Start of RECORDS FOR THIS TASK

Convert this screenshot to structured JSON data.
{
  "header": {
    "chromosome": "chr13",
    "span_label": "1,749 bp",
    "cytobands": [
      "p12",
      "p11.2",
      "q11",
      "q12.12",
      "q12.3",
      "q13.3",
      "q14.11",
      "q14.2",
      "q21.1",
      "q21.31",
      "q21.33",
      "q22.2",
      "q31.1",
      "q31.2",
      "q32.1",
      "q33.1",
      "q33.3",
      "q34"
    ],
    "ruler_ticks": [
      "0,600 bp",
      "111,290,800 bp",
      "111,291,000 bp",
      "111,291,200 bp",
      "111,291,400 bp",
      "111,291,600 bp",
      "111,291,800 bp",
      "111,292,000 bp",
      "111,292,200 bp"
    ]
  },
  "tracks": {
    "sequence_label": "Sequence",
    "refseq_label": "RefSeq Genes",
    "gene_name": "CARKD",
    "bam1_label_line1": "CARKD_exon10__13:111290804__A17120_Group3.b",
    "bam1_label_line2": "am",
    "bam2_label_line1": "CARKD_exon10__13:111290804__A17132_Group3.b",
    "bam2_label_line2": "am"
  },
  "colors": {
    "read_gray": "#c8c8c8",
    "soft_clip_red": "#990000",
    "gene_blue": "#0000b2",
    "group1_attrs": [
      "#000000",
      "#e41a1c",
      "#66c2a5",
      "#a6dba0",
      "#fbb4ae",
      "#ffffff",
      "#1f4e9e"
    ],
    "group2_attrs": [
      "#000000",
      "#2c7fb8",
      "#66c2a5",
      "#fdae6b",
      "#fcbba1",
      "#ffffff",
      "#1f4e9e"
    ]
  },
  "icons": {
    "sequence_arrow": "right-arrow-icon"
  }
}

End of RECORDS FOR THIS TASK

DIRECTIONS FOR THIS TASK ::
Go through the records and output them all, word for word.

WRITTEN RESPONSE ::
Convert this screenshot to structured JSON data.
{
  "header": {
    "chromosome": "chr13",
    "span_label": "1,749 bp",
    "cytobands": [
      "p12",
      "p11.2",
      "q11",
      "q12.12",
      "q12.3",
      "q13.3",
      "q14.11",
      "q14.2",
      "q21.1",
      "q21.31",
      "q21.33",
      "q22.2",
      "q31.1",
      "q31.2",
      "q32.1",
      "q33.1",
      "q33.3",
      "q34"
    ],
    "ruler_ticks": [
      "0,600 bp",
      "111,290,800 bp",
      "111,291,000 bp",
      "111,291,200 bp",
      "111,291,400 bp",
      "111,291,600 bp",
      "111,291,800 bp",
      "111,292,000 bp",
      "111,292,200 bp"
    ]
  },
  "tracks": {
    "sequence_label": "Sequence",
    "refseq_label": "RefSeq Genes",
    "gene_name": "CARKD",
    "bam1_label_line1": "CARKD_exon10__13:111290804__A17120_Group3.b",
    "bam1_label_line2": "am",
    "bam2_label_line1": "CARKD_exon10__13:111290804__A17132_Group3.b",
    "bam2_label_line2": "am"
  },
  "colors": {
    "read_gray": "#c8c8c8",
    "soft_clip_red": "#990000",
    "gene_blue": "#0000b2",
    "group1_attrs": [
      "#000000",
      "#e41a1c",
      "#66c2a5",
      "#a6dba0",
      "#fbb4ae",
      "#ffffff",
      "#1f4e9e"
    ],
    "group2_attrs": [
      "#000000",
      "#2c7fb8",
      "#66c2a5",
      "#fdae6b",
      "#fcbba1",
      "#ffffff",
      "#1f4e9e"
    ]
  },
  "icons": {
    "sequence_arrow": "right-arrow-icon"
  }
}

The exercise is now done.